_Given request_
Copy out lines with the word "etiam" from the material that follows.

Dataset items:
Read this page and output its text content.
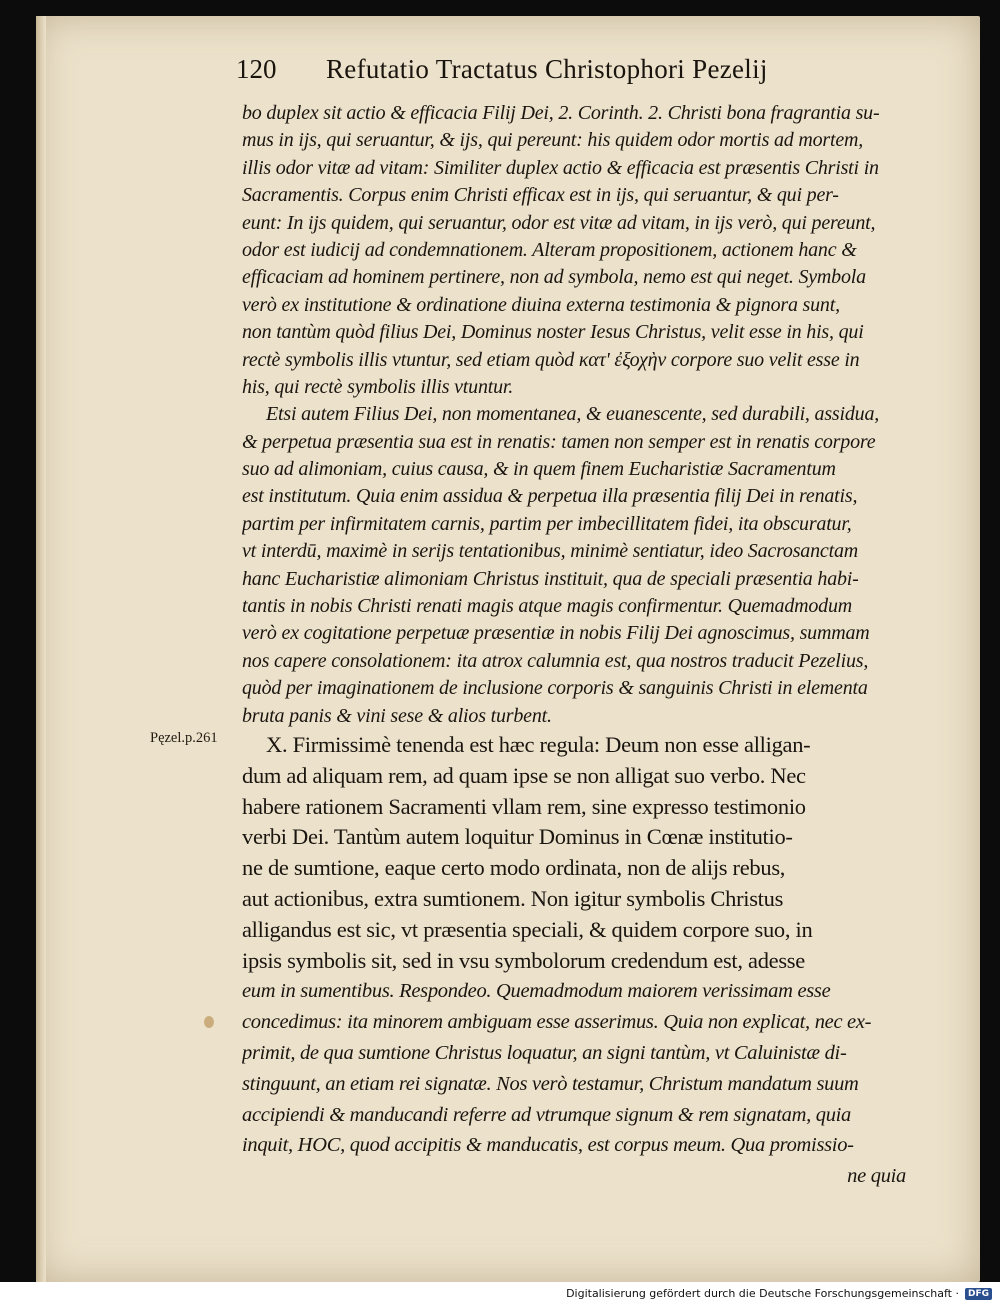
120	Refutatio Tractatus Christophori Pezelij
Pęzel.p.261
bo duplex sit actio & efficacia Filij Dei, 2. Corinth. 2. Christi bona fragrantia su-
mus in ijs, qui seruantur, & ijs, qui pereunt: his quidem odor mortis ad mortem,
illis odor vitæ ad vitam: Similiter duplex actio & efficacia est præsentis Christi in
Sacramentis. Corpus enim Christi efficax est in ijs, qui seruantur, & qui per-
eunt: In ijs quidem, qui seruantur, odor est vitæ ad vitam, in ijs verò, qui pereunt,
odor est iudicij ad condemnationem. Alteram propositionem, actionem hanc &
efficaciam ad hominem pertinere, non ad symbola, nemo est qui neget. Symbola
verò ex institutione & ordinatione diuina externa testimonia & pignora sunt,
non tantùm quòd filius Dei, Dominus noster Iesus Christus, velit esse in his, qui
rectè symbolis illis vtuntur, sed etiam quòd κατ' ἐξοχὴν corpore suo velit esse in
his, qui rectè symbolis illis vtuntur.
Etsi autem Filius Dei, non momentanea, & euanescente, sed durabili, assidua,
& perpetua præsentia sua est in renatis: tamen non semper est in renatis corpore
suo ad alimoniam, cuius causa, & in quem finem Eucharistiæ Sacramentum
est institutum. Quia enim assidua & perpetua illa præsentia filij Dei in renatis,
partim per infirmitatem carnis, partim per imbecillitatem fidei, ita obscuratur,
vt interdū, maximè in serijs tentationibus, minimè sentiatur, ideo Sacrosanctam
hanc Eucharistiæ alimoniam Christus instituit, qua de speciali præsentia habi-
tantis in nobis Christi renati magis atque magis confirmentur. Quemadmodum
verò ex cogitatione perpetuæ præsentiæ in nobis Filij Dei agnoscimus, summam
nos capere consolationem: ita atrox calumnia est, qua nostros traducit Pezelius,
quòd per imaginationem de inclusione corporis & sanguinis Christi in elementa
bruta panis & vini sese & alios turbent.
X. Firmissimè tenenda est hæc regula: Deum non esse alligan-
dum ad aliquam rem, ad quam ipse se non alligat suo verbo. Nec
habere rationem Sacramenti vllam rem, sine expresso testimonio
verbi Dei. Tantùm autem loquitur Dominus in Cœnæ institutio-
ne de sumtione, eaque certo modo ordinata, non de alijs rebus,
aut actionibus, extra sumtionem. Non igitur symbolis Christus
alligandus est sic, vt præsentia speciali, & quidem corpore suo, in
ipsis symbolis sit, sed in vsu symbolorum credendum est, adesse
eum in sumentibus. Respondeo. Quemadmodum maiorem verissimam esse
concedimus: ita minorem ambiguam esse asserimus. Quia non explicat, nec ex-
primit, de qua sumtione Christus loquatur, an signi tantùm, vt Caluinistæ di-
stinguunt, an etiam rei signatæ. Nos verò testamur, Christum mandatum suum
accipiendi & manducandi referre ad vtrumque signum & rem signatam, quia
inquit, HOC, quod accipitis & manducatis, est corpus meum. Qua promissio-
ne quia
Digitalisierung gefördert durch die Deutsche Forschungsgemeinschaft ·	DFG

_Task answer_
rectè symbolis illis vtuntur, sed etiam quòd κατ' ἐξοχὴν corpore suo velit esse in
stinguunt, an etiam rei signatæ. Nos verò testamur, Christum mandatum suum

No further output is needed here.